### Exercise description
Leaving out the pictures, retype all the material exactly.

┌──

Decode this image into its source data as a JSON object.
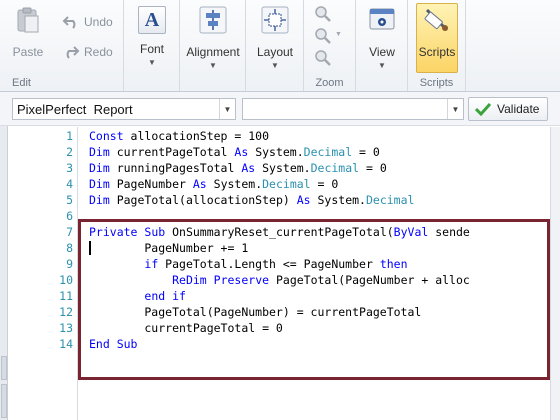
{
  "ribbon": {
    "edit_group": {
      "caption": "Edit",
      "paste": "Paste",
      "undo": "Undo",
      "redo": "Redo"
    },
    "font_group": {
      "label": "Font",
      "glyph": "A"
    },
    "alignment_group": {
      "label": "Alignment"
    },
    "layout_group": {
      "label": "Layout"
    },
    "zoom_group": {
      "caption": "Zoom"
    },
    "view_group": {
      "label": "View"
    },
    "scripts_group": {
      "label": "Scripts",
      "caption": "Scripts"
    }
  },
  "toolbar": {
    "object_combo": "PixelPerfect  Report",
    "event_combo": "",
    "validate_label": "Validate"
  },
  "editor": {
    "line_numbers": [
      "1",
      "2",
      "3",
      "4",
      "5",
      "6",
      "7",
      "8",
      "9",
      "10",
      "11",
      "12",
      "13",
      "14"
    ],
    "lines": [
      [
        {
          "t": "Const",
          "c": "kw"
        },
        {
          "t": " allocationStep = 100"
        }
      ],
      [
        {
          "t": "Dim",
          "c": "kw"
        },
        {
          "t": " currentPageTotal "
        },
        {
          "t": "As",
          "c": "kw"
        },
        {
          "t": " System."
        },
        {
          "t": "Decimal",
          "c": "ty"
        },
        {
          "t": " = 0"
        }
      ],
      [
        {
          "t": "Dim",
          "c": "kw"
        },
        {
          "t": " runningPagesTotal "
        },
        {
          "t": "As",
          "c": "kw"
        },
        {
          "t": " System."
        },
        {
          "t": "Decimal",
          "c": "ty"
        },
        {
          "t": " = 0"
        }
      ],
      [
        {
          "t": "Dim",
          "c": "kw"
        },
        {
          "t": " PageNumber "
        },
        {
          "t": "As",
          "c": "kw"
        },
        {
          "t": " System."
        },
        {
          "t": "Decimal",
          "c": "ty"
        },
        {
          "t": " = 0"
        }
      ],
      [
        {
          "t": "Dim",
          "c": "kw"
        },
        {
          "t": " PageTotal(allocationStep) "
        },
        {
          "t": "As",
          "c": "kw"
        },
        {
          "t": " System."
        },
        {
          "t": "Decimal",
          "c": "ty"
        }
      ],
      [],
      [
        {
          "t": "Private",
          "c": "kw"
        },
        {
          "t": " "
        },
        {
          "t": "Sub",
          "c": "kw"
        },
        {
          "t": " OnSummaryReset_currentPageTotal("
        },
        {
          "t": "ByVal",
          "c": "kw"
        },
        {
          "t": " sende"
        }
      ],
      [
        {
          "t": "        PageNumber += 1"
        }
      ],
      [
        {
          "t": "        "
        },
        {
          "t": "if",
          "c": "kw"
        },
        {
          "t": " PageTotal.Length <= PageNumber "
        },
        {
          "t": "then",
          "c": "kw"
        }
      ],
      [
        {
          "t": "            "
        },
        {
          "t": "ReDim",
          "c": "kw"
        },
        {
          "t": " "
        },
        {
          "t": "Preserve",
          "c": "kw"
        },
        {
          "t": " PageTotal(PageNumber + alloc"
        }
      ],
      [
        {
          "t": "        "
        },
        {
          "t": "end if",
          "c": "kw"
        }
      ],
      [
        {
          "t": "        PageTotal(PageNumber) = currentPageTotal"
        }
      ],
      [
        {
          "t": "        currentPageTotal = 0"
        }
      ],
      [
        {
          "t": "End Sub",
          "c": "kw"
        }
      ]
    ]
  },
  "colors": {
    "keyword": "#0000ff",
    "type": "#2b91af",
    "line_number": "#2b91af",
    "highlight_border": "#7a2431",
    "active_button": "#fbd466"
  },
  "icons": [
    "paste-icon",
    "undo-icon",
    "redo-icon",
    "font-icon",
    "alignment-icon",
    "layout-icon",
    "zoom-in-icon",
    "zoom-out-icon",
    "zoom-search-icon",
    "view-icon",
    "scripts-icon",
    "validate-check-icon"
  ]
}
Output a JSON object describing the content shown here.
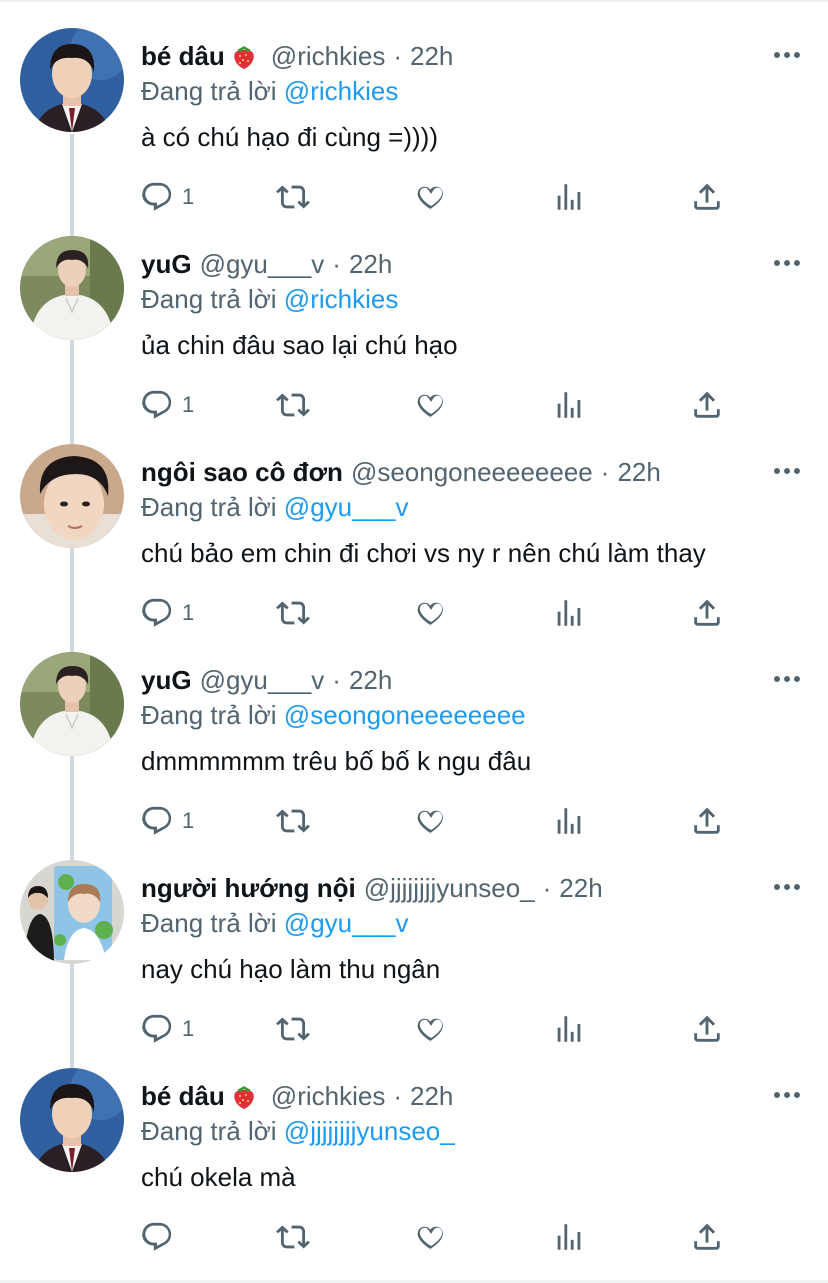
{
  "colors": {
    "link": "#1d9bf0",
    "muted": "#536471",
    "text": "#0f1419",
    "thread_line": "#cfd9de"
  },
  "replying_label": "Đang trả lời",
  "tweets": [
    {
      "name": "bé dâu",
      "has_emoji": true,
      "emoji_icon": "strawberry-icon",
      "handle": "@richkies",
      "time": "22h",
      "reply_to": "@richkies",
      "text": "à có chú hạo đi cùng =))))",
      "reply_count": "1",
      "avatar": "avatar-boy-uniform"
    },
    {
      "name": "yuG",
      "has_emoji": false,
      "handle": "@gyu___v",
      "time": "22h",
      "reply_to": "@richkies",
      "text": "ủa chin đâu sao lại chú hạo",
      "reply_count": "1",
      "avatar": "avatar-white-shirt"
    },
    {
      "name": "ngôi sao cô đơn",
      "has_emoji": false,
      "handle": "@seongoneeeeeeee",
      "time": "22h",
      "reply_to": "@gyu___v",
      "text": "chú bảo em chin đi chơi vs ny r nên chú làm thay",
      "reply_count": "1",
      "avatar": "avatar-closeup"
    },
    {
      "name": "yuG",
      "has_emoji": false,
      "handle": "@gyu___v",
      "time": "22h",
      "reply_to": "@seongoneeeeeeee",
      "text": "dmmmmmm trêu bố bố k ngu đâu",
      "reply_count": "1",
      "avatar": "avatar-white-shirt"
    },
    {
      "name": "người hướng nội",
      "has_emoji": false,
      "handle": "@jjjjjjjjyunseo_",
      "time": "22h",
      "reply_to": "@gyu___v",
      "text": "nay chú hạo làm thu ngân",
      "reply_count": "1",
      "avatar": "avatar-poster"
    },
    {
      "name": "bé dâu",
      "has_emoji": true,
      "emoji_icon": "strawberry-icon",
      "handle": "@richkies",
      "time": "22h",
      "reply_to": "@jjjjjjjjyunseo_",
      "text": "chú okela mà",
      "reply_count": "",
      "avatar": "avatar-boy-uniform"
    }
  ],
  "action_icons": [
    "reply-icon",
    "retweet-icon",
    "like-icon",
    "views-icon",
    "share-icon"
  ]
}
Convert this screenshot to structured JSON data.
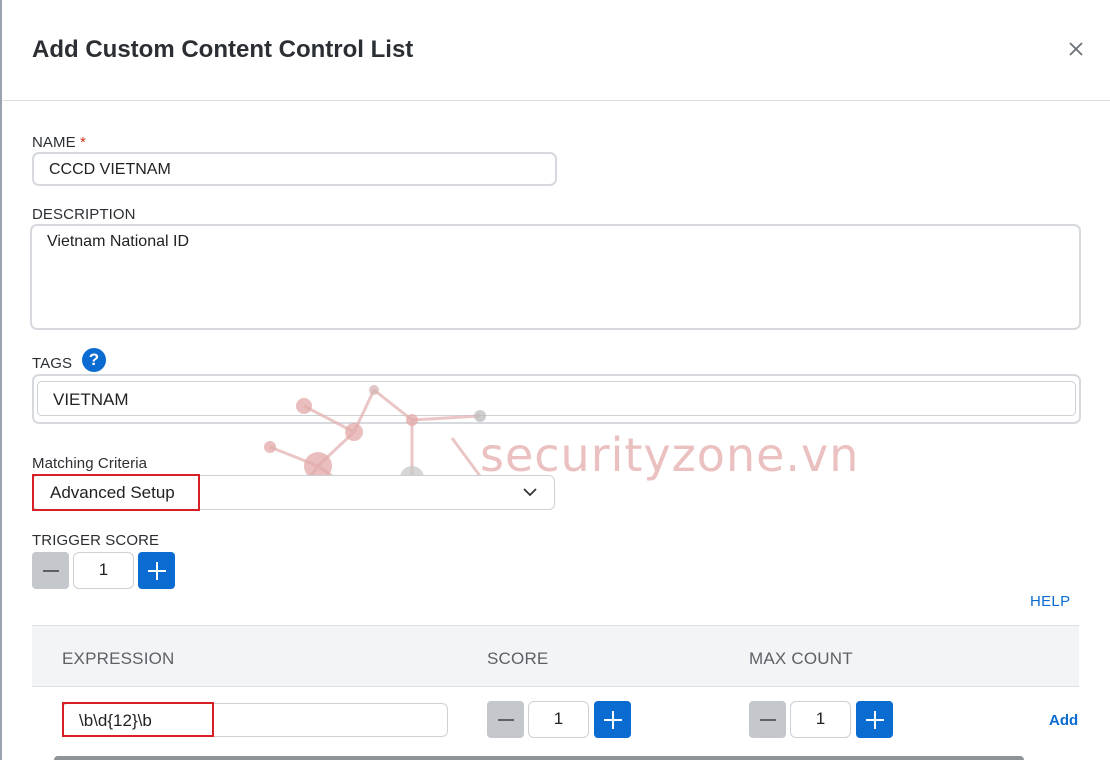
{
  "dialog": {
    "title": "Add Custom Content Control List"
  },
  "form": {
    "name_label": "NAME",
    "name_required": "*",
    "name_value": "CCCD VIETNAM",
    "description_label": "DESCRIPTION",
    "description_value": "Vietnam National ID",
    "tags_label": "TAGS",
    "tags_help_icon": "?",
    "tags_value": "VIETNAM",
    "matching_label": "Matching Criteria",
    "matching_value": "Advanced Setup",
    "trigger_label": "TRIGGER SCORE",
    "trigger_value": "1"
  },
  "help_link": "HELP",
  "table": {
    "columns": [
      "EXPRESSION",
      "SCORE",
      "MAX COUNT"
    ],
    "row": {
      "expression": "\\b\\d{12}\\b",
      "score": "1",
      "max_count": "1",
      "add_label": "Add"
    }
  },
  "watermark": {
    "text": "securityzone.vn"
  },
  "colors": {
    "accent": "#0a6bd1",
    "highlight_border": "#d91f26",
    "required": "#d0331c"
  },
  "icons": {
    "close": "close-icon",
    "help": "question-circle-icon",
    "dropdown": "chevron-down-icon",
    "minus": "minus-icon",
    "plus": "plus-icon"
  }
}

└──

### Written solution
Decode this image into its source data as a JSON object.
{
  "ribbon": {
    "edit_group": {
      "caption": "Edit",
      "paste": "Paste",
      "undo": "Undo",
      "redo": "Redo"
    },
    "font_group": {
      "label": "Font",
      "glyph": "A"
    },
    "alignment_group": {
      "label": "Alignment"
    },
    "layout_group": {
      "label": "Layout"
    },
    "zoom_group": {
      "caption": "Zoom"
    },
    "view_group": {
      "label": "View"
    },
    "scripts_group": {
      "label": "Scripts",
      "caption": "Scripts"
    }
  },
  "toolbar": {
    "object_combo": "PixelPerfect  Report",
    "event_combo": "",
    "validate_label": "Validate"
  },
  "editor": {
    "line_numbers": [
      "1",
      "2",
      "3",
      "4",
      "5",
      "6",
      "7",
      "8",
      "9",
      "10",
      "11",
      "12",
      "13",
      "14"
    ],
    "lines": [
      [
        {
          "t": "Const",
          "c": "kw"
        },
        {
          "t": " allocationStep = 100"
        }
      ],
      [
        {
          "t": "Dim",
          "c": "kw"
        },
        {
          "t": " currentPageTotal "
        },
        {
          "t": "As",
          "c": "kw"
        },
        {
          "t": " System."
        },
        {
          "t": "Decimal",
          "c": "ty"
        },
        {
          "t": " = 0"
        }
      ],
      [
        {
          "t": "Dim",
          "c": "kw"
        },
        {
          "t": " runningPagesTotal "
        },
        {
          "t": "As",
          "c": "kw"
        },
        {
          "t": " System."
        },
        {
          "t": "Decimal",
          "c": "ty"
        },
        {
          "t": " = 0"
        }
      ],
      [
        {
          "t": "Dim",
          "c": "kw"
        },
        {
          "t": " PageNumber "
        },
        {
          "t": "As",
          "c": "kw"
        },
        {
          "t": " System."
        },
        {
          "t": "Decimal",
          "c": "ty"
        },
        {
          "t": " = 0"
        }
      ],
      [
        {
          "t": "Dim",
          "c": "kw"
        },
        {
          "t": " PageTotal(allocationStep) "
        },
        {
          "t": "As",
          "c": "kw"
        },
        {
          "t": " System."
        },
        {
          "t": "Decimal",
          "c": "ty"
        }
      ],
      [],
      [
        {
          "t": "Private",
          "c": "kw"
        },
        {
          "t": " "
        },
        {
          "t": "Sub",
          "c": "kw"
        },
        {
          "t": " OnSummaryReset_currentPageTotal("
        },
        {
          "t": "ByVal",
          "c": "kw"
        },
        {
          "t": " sende"
        }
      ],
      [
        {
          "t": "        PageNumber += 1"
        }
      ],
      [
        {
          "t": "        "
        },
        {
          "t": "if",
          "c": "kw"
        },
        {
          "t": " PageTotal.Length <= PageNumber "
        },
        {
          "t": "then",
          "c": "kw"
        }
      ],
      [
        {
          "t": "            "
        },
        {
          "t": "ReDim",
          "c": "kw"
        },
        {
          "t": " "
        },
        {
          "t": "Preserve",
          "c": "kw"
        },
        {
          "t": " PageTotal(PageNumber + alloc"
        }
      ],
      [
        {
          "t": "        "
        },
        {
          "t": "end if",
          "c": "kw"
        }
      ],
      [
        {
          "t": "        PageTotal(PageNumber) = currentPageTotal"
        }
      ],
      [
        {
          "t": "        currentPageTotal = 0"
        }
      ],
      [
        {
          "t": "End Sub",
          "c": "kw"
        }
      ]
    ]
  },
  "colors": {
    "keyword": "#0000ff",
    "type": "#2b91af",
    "line_number": "#2b91af",
    "highlight_border": "#7a2431",
    "active_button": "#fbd466"
  },
  "icons": [
    "paste-icon",
    "undo-icon",
    "redo-icon",
    "font-icon",
    "alignment-icon",
    "layout-icon",
    "zoom-in-icon",
    "zoom-out-icon",
    "zoom-search-icon",
    "view-icon",
    "scripts-icon",
    "validate-check-icon"
  ]
}
Output a JSON object describing the content shown here.
{
  "colors": {
    "link": "#1d9bf0",
    "muted": "#536471",
    "text": "#0f1419",
    "thread_line": "#cfd9de"
  },
  "replying_label": "Đang trả lời",
  "tweets": [
    {
      "name": "bé dâu",
      "has_emoji": true,
      "emoji_icon": "strawberry-icon",
      "handle": "@richkies",
      "time": "22h",
      "reply_to": "@richkies",
      "text": "à có chú hạo đi cùng =))))",
      "reply_count": "1",
      "avatar": "avatar-boy-uniform"
    },
    {
      "name": "yuG",
      "has_emoji": false,
      "handle": "@gyu___v",
      "time": "22h",
      "reply_to": "@richkies",
      "text": "ủa chin đâu sao lại chú hạo",
      "reply_count": "1",
      "avatar": "avatar-white-shirt"
    },
    {
      "name": "ngôi sao cô đơn",
      "has_emoji": false,
      "handle": "@seongoneeeeeeee",
      "time": "22h",
      "reply_to": "@gyu___v",
      "text": "chú bảo em chin đi chơi vs ny r nên chú làm thay",
      "reply_count": "1",
      "avatar": "avatar-closeup"
    },
    {
      "name": "yuG",
      "has_emoji": false,
      "handle": "@gyu___v",
      "time": "22h",
      "reply_to": "@seongoneeeeeeee",
      "text": "dmmmmmm trêu bố bố k ngu đâu",
      "reply_count": "1",
      "avatar": "avatar-white-shirt"
    },
    {
      "name": "người hướng nội",
      "has_emoji": false,
      "handle": "@jjjjjjjjyunseo_",
      "time": "22h",
      "reply_to": "@gyu___v",
      "text": "nay chú hạo làm thu ngân",
      "reply_count": "1",
      "avatar": "avatar-poster"
    },
    {
      "name": "bé dâu",
      "has_emoji": true,
      "emoji_icon": "strawberry-icon",
      "handle": "@richkies",
      "time": "22h",
      "reply_to": "@jjjjjjjjyunseo_",
      "text": "chú okela mà",
      "reply_count": "",
      "avatar": "avatar-boy-uniform"
    }
  ],
  "action_icons": [
    "reply-icon",
    "retweet-icon",
    "like-icon",
    "views-icon",
    "share-icon"
  ]
}
Convert this screenshot to structured JSON data.
{
  "dialog": {
    "title": "Add Custom Content Control List"
  },
  "form": {
    "name_label": "NAME",
    "name_required": "*",
    "name_value": "CCCD VIETNAM",
    "description_label": "DESCRIPTION",
    "description_value": "Vietnam National ID",
    "tags_label": "TAGS",
    "tags_help_icon": "?",
    "tags_value": "VIETNAM",
    "matching_label": "Matching Criteria",
    "matching_value": "Advanced Setup",
    "trigger_label": "TRIGGER SCORE",
    "trigger_value": "1"
  },
  "help_link": "HELP",
  "table": {
    "columns": [
      "EXPRESSION",
      "SCORE",
      "MAX COUNT"
    ],
    "row": {
      "expression": "\\b\\d{12}\\b",
      "score": "1",
      "max_count": "1",
      "add_label": "Add"
    }
  },
  "watermark": {
    "text": "securityzone.vn"
  },
  "colors": {
    "accent": "#0a6bd1",
    "highlight_border": "#d91f26",
    "required": "#d0331c"
  },
  "icons": {
    "close": "close-icon",
    "help": "question-circle-icon",
    "dropdown": "chevron-down-icon",
    "minus": "minus-icon",
    "plus": "plus-icon"
  }
}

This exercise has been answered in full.